■ **WHAT THE TASK REQUIRES**: Extract all lines from the data beneath that include the word "JSON".

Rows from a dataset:
○ ○ ○ ○

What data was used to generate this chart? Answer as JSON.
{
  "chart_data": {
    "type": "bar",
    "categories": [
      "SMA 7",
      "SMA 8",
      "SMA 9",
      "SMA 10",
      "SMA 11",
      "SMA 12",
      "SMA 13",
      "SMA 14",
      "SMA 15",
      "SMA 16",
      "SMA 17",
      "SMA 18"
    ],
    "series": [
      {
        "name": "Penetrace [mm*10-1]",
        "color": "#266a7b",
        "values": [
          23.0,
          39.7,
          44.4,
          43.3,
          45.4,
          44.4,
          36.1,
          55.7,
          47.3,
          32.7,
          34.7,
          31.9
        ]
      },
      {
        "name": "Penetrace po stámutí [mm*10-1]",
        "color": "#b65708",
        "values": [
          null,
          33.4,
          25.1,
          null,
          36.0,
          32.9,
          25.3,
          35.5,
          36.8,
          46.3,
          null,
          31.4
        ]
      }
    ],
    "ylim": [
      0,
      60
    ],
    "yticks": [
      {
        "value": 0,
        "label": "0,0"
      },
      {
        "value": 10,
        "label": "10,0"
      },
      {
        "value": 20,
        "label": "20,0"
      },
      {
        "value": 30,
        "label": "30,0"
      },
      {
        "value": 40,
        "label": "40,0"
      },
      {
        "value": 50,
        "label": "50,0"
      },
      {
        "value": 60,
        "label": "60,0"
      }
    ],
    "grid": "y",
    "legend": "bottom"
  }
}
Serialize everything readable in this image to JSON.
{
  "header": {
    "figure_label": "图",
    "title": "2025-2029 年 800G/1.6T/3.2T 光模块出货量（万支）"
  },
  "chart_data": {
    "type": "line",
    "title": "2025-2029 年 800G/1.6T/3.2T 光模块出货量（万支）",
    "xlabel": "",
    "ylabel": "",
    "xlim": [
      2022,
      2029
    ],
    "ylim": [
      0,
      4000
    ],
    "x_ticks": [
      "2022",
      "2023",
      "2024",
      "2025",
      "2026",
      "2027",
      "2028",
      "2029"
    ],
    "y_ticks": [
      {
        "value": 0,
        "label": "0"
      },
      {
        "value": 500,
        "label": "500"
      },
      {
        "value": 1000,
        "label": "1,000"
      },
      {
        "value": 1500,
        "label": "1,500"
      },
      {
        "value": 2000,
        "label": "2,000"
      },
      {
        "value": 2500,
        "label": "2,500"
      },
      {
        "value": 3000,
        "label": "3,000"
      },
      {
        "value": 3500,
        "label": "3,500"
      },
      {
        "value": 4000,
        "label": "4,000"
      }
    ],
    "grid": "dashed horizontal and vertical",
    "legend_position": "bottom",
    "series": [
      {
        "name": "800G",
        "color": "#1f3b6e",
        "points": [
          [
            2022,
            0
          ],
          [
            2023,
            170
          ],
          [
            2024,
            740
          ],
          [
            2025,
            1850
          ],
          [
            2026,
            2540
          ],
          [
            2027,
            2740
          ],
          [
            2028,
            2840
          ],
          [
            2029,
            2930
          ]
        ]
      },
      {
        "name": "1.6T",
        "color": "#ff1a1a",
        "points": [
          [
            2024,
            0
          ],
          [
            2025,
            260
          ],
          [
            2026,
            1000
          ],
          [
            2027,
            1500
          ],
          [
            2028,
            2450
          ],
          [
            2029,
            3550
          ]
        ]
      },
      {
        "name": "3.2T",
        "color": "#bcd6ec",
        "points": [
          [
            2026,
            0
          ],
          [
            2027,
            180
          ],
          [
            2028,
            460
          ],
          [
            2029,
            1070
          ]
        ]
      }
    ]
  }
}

○ ○ ○ ○

■ **EXERCISE RESPONSE**:
What data was used to generate this chart? Answer as JSON.
Serialize everything readable in this image to JSON.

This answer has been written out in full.